* TASK INSTRUCTIONS
For the listing below, give the count of lines containing the string "Office" and nothing else.

* DATA EXTRACT
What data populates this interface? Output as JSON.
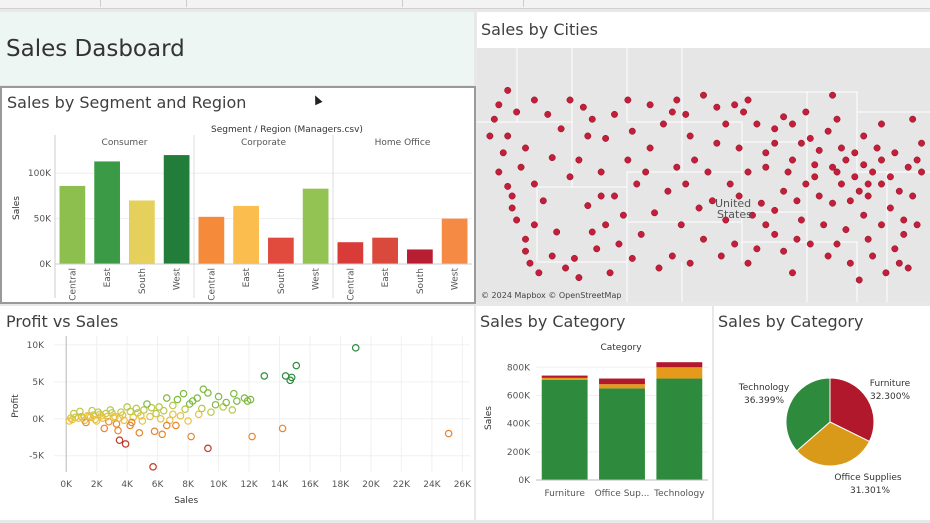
{
  "dashboard": {
    "title": "Sales Dasboard"
  },
  "segment_panel": {
    "title": "Sales by Segment and Region",
    "header": "Segment / Region (Managers.csv)"
  },
  "map_panel": {
    "title": "Sales by Cities",
    "credit": "© 2024 Mapbox © OpenStreetMap",
    "label_united": "United",
    "label_states": "States"
  },
  "scatter_panel": {
    "title": "Profit vs Sales"
  },
  "category_panel": {
    "title": "Sales  by Category",
    "legend_title": "Category"
  },
  "pie_panel": {
    "title": "Sales by Category"
  },
  "colors": {
    "red": "#b2182b",
    "orange": "#f08a3e",
    "yellow": "#e6d05a",
    "green": "#2e8b3e",
    "map_dot": "#c41e3a"
  },
  "chart_data": [
    {
      "type": "bar",
      "title": "Sales by Segment and Region",
      "ylabel": "Sales",
      "ylim": [
        0,
        130000
      ],
      "yticks": [
        {
          "v": 0,
          "label": "0K"
        },
        {
          "v": 50000,
          "label": "50K"
        },
        {
          "v": 100000,
          "label": "100K"
        }
      ],
      "groups": [
        {
          "name": "Consumer",
          "categories": [
            "Central",
            "East",
            "South",
            "West"
          ],
          "values": [
            86000,
            113000,
            70000,
            120000
          ],
          "colors": [
            "#8cbf4e",
            "#3a9a45",
            "#e4d05a",
            "#237d3a"
          ]
        },
        {
          "name": "Corporate",
          "categories": [
            "Central",
            "East",
            "South",
            "West"
          ],
          "values": [
            52000,
            64000,
            29000,
            83000
          ],
          "colors": [
            "#f58a3a",
            "#fbbd4d",
            "#e04b3e",
            "#93c453"
          ]
        },
        {
          "name": "Home Office",
          "categories": [
            "Central",
            "East",
            "South",
            "West"
          ],
          "values": [
            24000,
            29000,
            16000,
            50000
          ],
          "colors": [
            "#d93b38",
            "#d94a3c",
            "#b71e31",
            "#f58a45"
          ]
        }
      ]
    },
    {
      "type": "scatter",
      "title": "Profit vs Sales",
      "xlabel": "Sales",
      "ylabel": "Profit",
      "xlim": [
        -800,
        26500
      ],
      "ylim": [
        -7200,
        11200
      ],
      "xticks": [
        {
          "v": 0,
          "label": "0K"
        },
        {
          "v": 2000,
          "label": "2K"
        },
        {
          "v": 4000,
          "label": "4K"
        },
        {
          "v": 6000,
          "label": "6K"
        },
        {
          "v": 8000,
          "label": "8K"
        },
        {
          "v": 10000,
          "label": "10K"
        },
        {
          "v": 12000,
          "label": "12K"
        },
        {
          "v": 14000,
          "label": "14K"
        },
        {
          "v": 16000,
          "label": "16K"
        },
        {
          "v": 18000,
          "label": "18K"
        },
        {
          "v": 20000,
          "label": "20K"
        },
        {
          "v": 22000,
          "label": "22K"
        },
        {
          "v": 24000,
          "label": "24K"
        },
        {
          "v": 26000,
          "label": "26K"
        }
      ],
      "yticks": [
        {
          "v": -5000,
          "label": "-5K"
        },
        {
          "v": 0,
          "label": "0K"
        },
        {
          "v": 5000,
          "label": "5K"
        },
        {
          "v": 10000,
          "label": "10K"
        }
      ],
      "points": [
        [
          19000,
          9600
        ],
        [
          15100,
          7200
        ],
        [
          13000,
          5800
        ],
        [
          14400,
          5800
        ],
        [
          14700,
          5200
        ],
        [
          14800,
          5600
        ],
        [
          9000,
          4000
        ],
        [
          9300,
          3500
        ],
        [
          10000,
          3000
        ],
        [
          11700,
          2800
        ],
        [
          12100,
          2600
        ],
        [
          11200,
          2400
        ],
        [
          11900,
          2400
        ],
        [
          6600,
          2800
        ],
        [
          7700,
          3400
        ],
        [
          7300,
          2600
        ],
        [
          8300,
          2400
        ],
        [
          8600,
          2800
        ],
        [
          9800,
          1900
        ],
        [
          10300,
          1600
        ],
        [
          10900,
          1200
        ],
        [
          8900,
          1400
        ],
        [
          8100,
          2000
        ],
        [
          7000,
          1800
        ],
        [
          6100,
          1600
        ],
        [
          5600,
          1500
        ],
        [
          5100,
          1200
        ],
        [
          4600,
          1400
        ],
        [
          4200,
          1000
        ],
        [
          3600,
          900
        ],
        [
          3000,
          800
        ],
        [
          2600,
          700
        ],
        [
          2200,
          600
        ],
        [
          1800,
          500
        ],
        [
          1400,
          400
        ],
        [
          1000,
          300
        ],
        [
          600,
          200
        ],
        [
          300,
          100
        ],
        [
          400,
          -100
        ],
        [
          800,
          100
        ],
        [
          1200,
          -200
        ],
        [
          1600,
          200
        ],
        [
          2000,
          -300
        ],
        [
          2400,
          100
        ],
        [
          2800,
          -400
        ],
        [
          3200,
          300
        ],
        [
          3800,
          -200
        ],
        [
          4400,
          200
        ],
        [
          5000,
          -300
        ],
        [
          5500,
          300
        ],
        [
          6200,
          0
        ],
        [
          6800,
          -200
        ],
        [
          7500,
          400
        ],
        [
          8000,
          -300
        ],
        [
          2500,
          -1300
        ],
        [
          3400,
          -1600
        ],
        [
          4200,
          -900
        ],
        [
          5800,
          -1700
        ],
        [
          7200,
          -900
        ],
        [
          8200,
          -2400
        ],
        [
          3500,
          -2900
        ],
        [
          3900,
          -3400
        ],
        [
          6300,
          -2100
        ],
        [
          4800,
          -1900
        ],
        [
          9300,
          -4000
        ],
        [
          12200,
          -2400
        ],
        [
          14200,
          -1300
        ],
        [
          5700,
          -6500
        ],
        [
          25100,
          -2000
        ],
        [
          500,
          700
        ],
        [
          900,
          1000
        ],
        [
          1300,
          -500
        ],
        [
          1700,
          1100
        ],
        [
          2100,
          900
        ],
        [
          2900,
          1200
        ],
        [
          3300,
          -700
        ],
        [
          4000,
          1600
        ],
        [
          4700,
          800
        ],
        [
          5300,
          2000
        ],
        [
          6400,
          1100
        ],
        [
          7000,
          600
        ],
        [
          7800,
          1300
        ],
        [
          8700,
          600
        ],
        [
          9500,
          900
        ],
        [
          10500,
          2200
        ],
        [
          11000,
          3400
        ],
        [
          1500,
          300
        ],
        [
          2300,
          400
        ],
        [
          3100,
          200
        ],
        [
          3700,
          500
        ],
        [
          4300,
          -500
        ],
        [
          5900,
          700
        ],
        [
          6600,
          -900
        ],
        [
          200,
          -300
        ],
        [
          1100,
          100
        ],
        [
          1900,
          -100
        ],
        [
          2700,
          300
        ],
        [
          3500,
          100
        ],
        [
          4900,
          400
        ]
      ]
    },
    {
      "type": "bar",
      "title": "Sales  by Category",
      "ylabel": "Sales",
      "legend_title": "Category",
      "ylim": [
        0,
        880000
      ],
      "yticks": [
        {
          "v": 0,
          "label": "0K"
        },
        {
          "v": 200000,
          "label": "200K"
        },
        {
          "v": 400000,
          "label": "400K"
        },
        {
          "v": 600000,
          "label": "600K"
        },
        {
          "v": 800000,
          "label": "800K"
        }
      ],
      "categories": [
        "Furniture",
        "Office Sup...",
        "Technology"
      ],
      "stacks": [
        [
          {
            "value": 710000,
            "color": "#2e8b3e"
          },
          {
            "value": 15000,
            "color": "#e59a1c"
          },
          {
            "value": 16000,
            "color": "#b2182b"
          }
        ],
        [
          {
            "value": 650000,
            "color": "#2e8b3e"
          },
          {
            "value": 30000,
            "color": "#e59a1c"
          },
          {
            "value": 40000,
            "color": "#b2182b"
          }
        ],
        [
          {
            "value": 720000,
            "color": "#2e8b3e"
          },
          {
            "value": 80000,
            "color": "#e59a1c"
          },
          {
            "value": 36000,
            "color": "#b2182b"
          }
        ]
      ]
    },
    {
      "type": "pie",
      "title": "Sales by Category",
      "slices": [
        {
          "label": "Furniture",
          "pct_label": "32.300%",
          "value": 32.3,
          "color": "#b2182b"
        },
        {
          "label": "Office Supplies",
          "pct_label": "31.301%",
          "value": 31.301,
          "color": "#d99a1a"
        },
        {
          "label": "Technology",
          "pct_label": "36.399%",
          "value": 36.399,
          "color": "#2e8b3e"
        }
      ]
    }
  ],
  "map_markers": [
    [
      0.12,
      0.2
    ],
    [
      0.2,
      0.2
    ],
    [
      0.23,
      0.23
    ],
    [
      0.06,
      0.16
    ],
    [
      0.03,
      0.28
    ],
    [
      0.06,
      0.35
    ],
    [
      0.04,
      0.5
    ],
    [
      0.06,
      0.56
    ],
    [
      0.07,
      0.6
    ],
    [
      0.07,
      0.65
    ],
    [
      0.08,
      0.7
    ],
    [
      0.1,
      0.78
    ],
    [
      0.1,
      0.83
    ],
    [
      0.11,
      0.88
    ],
    [
      0.13,
      0.92
    ],
    [
      0.16,
      0.85
    ],
    [
      0.19,
      0.9
    ],
    [
      0.21,
      0.86
    ],
    [
      0.26,
      0.82
    ],
    [
      0.28,
      0.72
    ],
    [
      0.3,
      0.6
    ],
    [
      0.27,
      0.5
    ],
    [
      0.28,
      0.36
    ],
    [
      0.25,
      0.28
    ],
    [
      0.3,
      0.26
    ],
    [
      0.34,
      0.33
    ],
    [
      0.38,
      0.22
    ],
    [
      0.44,
      0.2
    ],
    [
      0.5,
      0.18
    ],
    [
      0.53,
      0.23
    ],
    [
      0.57,
      0.22
    ],
    [
      0.6,
      0.2
    ],
    [
      0.62,
      0.3
    ],
    [
      0.66,
      0.32
    ],
    [
      0.68,
      0.27
    ],
    [
      0.72,
      0.38
    ],
    [
      0.74,
      0.36
    ],
    [
      0.78,
      0.33
    ],
    [
      0.76,
      0.41
    ],
    [
      0.8,
      0.5
    ],
    [
      0.82,
      0.45
    ],
    [
      0.84,
      0.42
    ],
    [
      0.86,
      0.47
    ],
    [
      0.88,
      0.5
    ],
    [
      0.9,
      0.55
    ],
    [
      0.92,
      0.52
    ],
    [
      0.94,
      0.58
    ],
    [
      0.97,
      0.6
    ],
    [
      0.95,
      0.7
    ],
    [
      0.9,
      0.72
    ],
    [
      0.86,
      0.68
    ],
    [
      0.82,
      0.74
    ],
    [
      0.79,
      0.63
    ],
    [
      0.76,
      0.6
    ],
    [
      0.73,
      0.55
    ],
    [
      0.71,
      0.62
    ],
    [
      0.68,
      0.58
    ],
    [
      0.66,
      0.66
    ],
    [
      0.63,
      0.63
    ],
    [
      0.6,
      0.5
    ],
    [
      0.56,
      0.55
    ],
    [
      0.55,
      0.7
    ],
    [
      0.57,
      0.8
    ],
    [
      0.5,
      0.78
    ],
    [
      0.47,
      0.88
    ],
    [
      0.43,
      0.85
    ],
    [
      0.4,
      0.9
    ],
    [
      0.36,
      0.76
    ],
    [
      0.39,
      0.67
    ],
    [
      0.42,
      0.58
    ],
    [
      0.44,
      0.48
    ],
    [
      0.46,
      0.55
    ],
    [
      0.52,
      0.62
    ],
    [
      0.62,
      0.82
    ],
    [
      0.68,
      0.83
    ],
    [
      0.74,
      0.8
    ],
    [
      0.78,
      0.85
    ],
    [
      0.83,
      0.88
    ],
    [
      0.88,
      0.85
    ],
    [
      0.93,
      0.82
    ],
    [
      0.96,
      0.9
    ],
    [
      0.91,
      0.92
    ],
    [
      0.85,
      0.95
    ],
    [
      0.7,
      0.92
    ],
    [
      0.6,
      0.88
    ],
    [
      0.99,
      0.5
    ],
    [
      0.98,
      0.45
    ],
    [
      0.85,
      0.58
    ],
    [
      0.83,
      0.62
    ],
    [
      0.87,
      0.6
    ],
    [
      0.81,
      0.55
    ],
    [
      0.79,
      0.48
    ],
    [
      0.75,
      0.47
    ],
    [
      0.7,
      0.45
    ],
    [
      0.69,
      0.5
    ],
    [
      0.64,
      0.48
    ],
    [
      0.58,
      0.4
    ],
    [
      0.53,
      0.38
    ],
    [
      0.47,
      0.35
    ],
    [
      0.41,
      0.3
    ],
    [
      0.33,
      0.45
    ],
    [
      0.35,
      0.55
    ],
    [
      0.2,
      0.52
    ],
    [
      0.16,
      0.44
    ],
    [
      0.14,
      0.62
    ],
    [
      0.12,
      0.72
    ],
    [
      0.17,
      0.75
    ],
    [
      0.24,
      0.64
    ],
    [
      0.32,
      0.68
    ],
    [
      0.51,
      0.5
    ],
    [
      0.49,
      0.65
    ],
    [
      0.64,
      0.72
    ],
    [
      0.72,
      0.7
    ],
    [
      0.77,
      0.72
    ],
    [
      0.92,
      0.65
    ],
    [
      0.89,
      0.4
    ],
    [
      0.93,
      0.42
    ],
    [
      0.96,
      0.48
    ],
    [
      0.8,
      0.28
    ],
    [
      0.7,
      0.3
    ],
    [
      0.64,
      0.42
    ],
    [
      0.58,
      0.6
    ],
    [
      0.45,
      0.72
    ],
    [
      0.38,
      0.4
    ],
    [
      0.27,
      0.6
    ],
    [
      0.22,
      0.45
    ],
    [
      0.18,
      0.32
    ],
    [
      0.1,
      0.4
    ],
    [
      0.09,
      0.48
    ],
    [
      0.05,
      0.42
    ],
    [
      0.04,
      0.22
    ],
    [
      0.15,
      0.26
    ],
    [
      0.43,
      0.25
    ],
    [
      0.55,
      0.3
    ],
    [
      0.66,
      0.38
    ],
    [
      0.75,
      0.52
    ],
    [
      0.84,
      0.52
    ],
    [
      0.87,
      0.55
    ],
    [
      0.9,
      0.45
    ],
    [
      0.81,
      0.4
    ],
    [
      0.86,
      0.35
    ],
    [
      0.71,
      0.78
    ],
    [
      0.54,
      0.85
    ],
    [
      0.34,
      0.86
    ],
    [
      0.29,
      0.92
    ],
    [
      0.22,
      0.94
    ],
    [
      0.95,
      0.76
    ],
    [
      0.98,
      0.72
    ],
    [
      0.94,
      0.88
    ],
    [
      0.87,
      0.78
    ],
    [
      0.8,
      0.8
    ],
    [
      0.66,
      0.76
    ],
    [
      0.61,
      0.68
    ],
    [
      0.48,
      0.45
    ],
    [
      0.37,
      0.5
    ],
    [
      0.31,
      0.8
    ],
    [
      0.25,
      0.75
    ],
    [
      0.12,
      0.55
    ],
    [
      0.02,
      0.35
    ],
    [
      0.08,
      0.25
    ],
    [
      0.24,
      0.35
    ],
    [
      0.33,
      0.2
    ],
    [
      0.46,
      0.26
    ],
    [
      0.59,
      0.25
    ],
    [
      0.73,
      0.25
    ],
    [
      0.79,
      0.18
    ],
    [
      0.9,
      0.3
    ],
    [
      0.99,
      0.38
    ],
    [
      0.97,
      0.28
    ]
  ]
}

* OUTPUT BELOW
3